- **SELECTION**
Begin
During “Sugar Parents,” another “One Point Five” track, super crystalline and sparkly, he invited the audience to sing, “I could be a sugar daddy, but I’d rather not / That’s how I keep my money, baby,” which was amusing coming from a bunch of (mostly) white, (probably) broke college kids.
Personal amusement aside, I loved when Aminé had the crowd singing. Everyone was totally locked in and engaged. When Aminé told his crowd to jump, the unspoken question was “How high?”
This symbiosis Aminé created made the show’s standout moments even more satisfyingly free. After getting everyone dancing with the huge “Good For You” track “Spice Girl,” Aminé’s DJ put on the real Spice Girls monolith hit “Wannabe.”
The room gleefully sang “If you wanna be my lover / you gotta get with my friends,” and when the first chorus ended, they cheered the kind of cheer you let out when your friend blows out birthday candles.
Eventually came the time for Aminé to play his own mega-hit, “Caroline.”
End
- **WHAT YOU WILL DO**
**A)** List every song title named in the Aminé concert review.
**B)** Carry on the Aminé concert review from its last sentence.

- **RECORDS SHOWN**
Begin
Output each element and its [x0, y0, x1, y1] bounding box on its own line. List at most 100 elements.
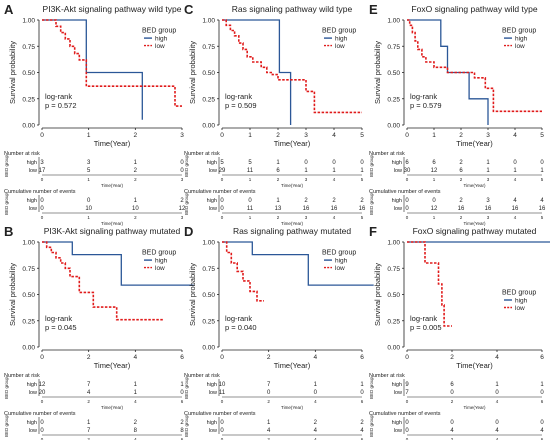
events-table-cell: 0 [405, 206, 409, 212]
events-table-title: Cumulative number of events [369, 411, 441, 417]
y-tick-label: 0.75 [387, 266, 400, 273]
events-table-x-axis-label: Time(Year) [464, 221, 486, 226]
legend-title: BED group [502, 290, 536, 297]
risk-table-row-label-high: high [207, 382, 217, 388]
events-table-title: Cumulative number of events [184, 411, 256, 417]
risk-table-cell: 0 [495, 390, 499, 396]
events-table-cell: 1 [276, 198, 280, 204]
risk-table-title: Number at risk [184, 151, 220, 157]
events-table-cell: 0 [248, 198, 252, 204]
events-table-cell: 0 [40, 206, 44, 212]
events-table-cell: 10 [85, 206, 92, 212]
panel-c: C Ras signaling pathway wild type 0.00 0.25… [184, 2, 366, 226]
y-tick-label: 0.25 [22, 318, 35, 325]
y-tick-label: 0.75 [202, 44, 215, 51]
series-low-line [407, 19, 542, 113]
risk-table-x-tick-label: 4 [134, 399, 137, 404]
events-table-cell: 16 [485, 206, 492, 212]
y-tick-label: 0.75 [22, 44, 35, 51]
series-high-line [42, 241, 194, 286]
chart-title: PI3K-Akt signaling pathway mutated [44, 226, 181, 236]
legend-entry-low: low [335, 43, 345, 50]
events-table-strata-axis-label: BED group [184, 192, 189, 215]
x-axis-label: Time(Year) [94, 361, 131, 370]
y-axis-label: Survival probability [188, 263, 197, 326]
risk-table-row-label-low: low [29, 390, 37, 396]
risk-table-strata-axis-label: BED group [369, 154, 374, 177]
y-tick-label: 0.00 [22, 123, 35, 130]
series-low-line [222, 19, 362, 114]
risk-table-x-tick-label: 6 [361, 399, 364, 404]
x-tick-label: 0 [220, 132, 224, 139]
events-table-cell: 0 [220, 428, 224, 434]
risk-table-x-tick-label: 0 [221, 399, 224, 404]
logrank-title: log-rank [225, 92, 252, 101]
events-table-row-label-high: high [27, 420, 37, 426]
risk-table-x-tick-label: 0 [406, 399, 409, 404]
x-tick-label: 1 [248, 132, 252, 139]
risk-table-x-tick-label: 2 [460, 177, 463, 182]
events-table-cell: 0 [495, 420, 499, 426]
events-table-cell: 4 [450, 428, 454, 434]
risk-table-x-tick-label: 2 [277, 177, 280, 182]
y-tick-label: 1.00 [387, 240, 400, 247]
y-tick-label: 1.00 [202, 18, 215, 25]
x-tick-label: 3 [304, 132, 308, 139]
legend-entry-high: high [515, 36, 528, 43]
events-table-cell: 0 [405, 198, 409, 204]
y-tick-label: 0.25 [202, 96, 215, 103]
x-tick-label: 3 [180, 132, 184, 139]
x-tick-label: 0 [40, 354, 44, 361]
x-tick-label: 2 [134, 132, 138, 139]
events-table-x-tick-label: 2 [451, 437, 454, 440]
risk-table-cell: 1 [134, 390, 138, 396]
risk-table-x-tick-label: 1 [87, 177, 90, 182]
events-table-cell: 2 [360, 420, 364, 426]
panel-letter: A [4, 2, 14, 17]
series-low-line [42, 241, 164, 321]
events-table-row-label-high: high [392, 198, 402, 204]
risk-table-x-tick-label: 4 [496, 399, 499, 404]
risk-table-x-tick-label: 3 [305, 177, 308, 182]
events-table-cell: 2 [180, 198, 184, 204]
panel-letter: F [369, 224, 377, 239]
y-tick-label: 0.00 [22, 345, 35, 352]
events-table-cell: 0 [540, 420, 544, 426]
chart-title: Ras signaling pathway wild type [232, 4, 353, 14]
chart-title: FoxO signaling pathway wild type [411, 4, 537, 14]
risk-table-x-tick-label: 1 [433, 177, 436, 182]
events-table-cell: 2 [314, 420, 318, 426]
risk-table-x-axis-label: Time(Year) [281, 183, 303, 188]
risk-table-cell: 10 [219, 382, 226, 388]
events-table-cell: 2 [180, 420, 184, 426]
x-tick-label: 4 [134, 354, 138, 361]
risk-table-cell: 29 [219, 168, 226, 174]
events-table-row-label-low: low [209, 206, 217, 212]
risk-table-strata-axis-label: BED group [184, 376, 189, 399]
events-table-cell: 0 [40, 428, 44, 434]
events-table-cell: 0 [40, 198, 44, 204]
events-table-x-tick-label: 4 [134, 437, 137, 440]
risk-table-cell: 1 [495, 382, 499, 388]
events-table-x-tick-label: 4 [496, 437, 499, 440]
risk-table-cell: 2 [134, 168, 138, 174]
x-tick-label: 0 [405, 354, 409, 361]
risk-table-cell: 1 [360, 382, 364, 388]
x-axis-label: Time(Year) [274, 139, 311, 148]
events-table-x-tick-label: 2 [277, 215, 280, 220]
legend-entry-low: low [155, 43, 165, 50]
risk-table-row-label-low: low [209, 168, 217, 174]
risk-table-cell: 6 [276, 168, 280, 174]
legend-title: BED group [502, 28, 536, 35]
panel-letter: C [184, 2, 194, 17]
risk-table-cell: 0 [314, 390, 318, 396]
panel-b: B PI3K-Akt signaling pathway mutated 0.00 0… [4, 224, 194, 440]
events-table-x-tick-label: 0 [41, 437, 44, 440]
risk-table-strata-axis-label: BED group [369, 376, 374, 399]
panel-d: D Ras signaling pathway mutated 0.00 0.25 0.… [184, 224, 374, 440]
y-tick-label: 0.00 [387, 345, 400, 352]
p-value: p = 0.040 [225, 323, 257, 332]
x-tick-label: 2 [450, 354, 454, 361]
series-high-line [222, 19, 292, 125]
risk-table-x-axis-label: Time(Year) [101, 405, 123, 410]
End
Begin
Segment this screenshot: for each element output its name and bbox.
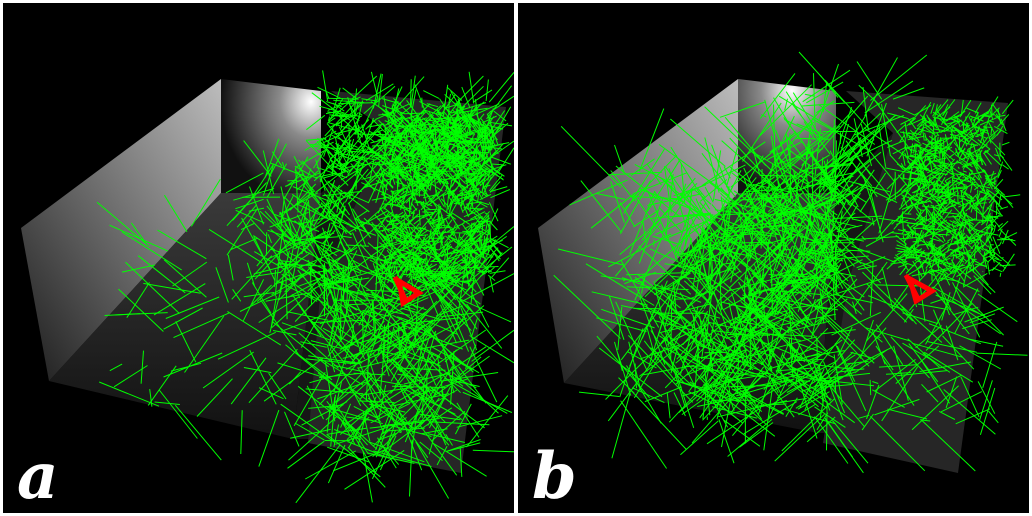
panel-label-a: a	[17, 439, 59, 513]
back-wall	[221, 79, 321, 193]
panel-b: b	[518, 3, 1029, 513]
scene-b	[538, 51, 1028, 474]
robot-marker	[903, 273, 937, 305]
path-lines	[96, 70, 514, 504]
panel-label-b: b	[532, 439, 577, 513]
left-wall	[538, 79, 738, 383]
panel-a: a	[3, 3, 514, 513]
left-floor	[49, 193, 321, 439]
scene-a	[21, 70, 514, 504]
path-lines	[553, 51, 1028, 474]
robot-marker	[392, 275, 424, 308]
End
- **TASK ANSWERS**
**A)** "Sugar Parents," "Spice Girl," "Wannabe," "Caroline"

**B)**
There’s a kind of mythos that begins to surround a song when it becomes uber-famous, one that transcends the artist as the song becomes its own cultural fixture. This mythos often makes artists resist engaging with their hits, like the song is too big or too quick to please the audience.
Aminé resolved this problem generously, performing half of “Caroline” three ways — one with a soft piano backing track, one with the beat of the original recording, tenacious and twerk-worthy, and one a cappella.
The room again had that kind of unity that comes when everyone is saying the same thing: “Caroline, don’t you know that I want you to be mine?”
I couldn’t help feeling that I had been watching someone perform all their favorite songs in their bedroom mirror. Aminé performed like that, with delightful abandon and an intimacy hard to harness on our cold little campus.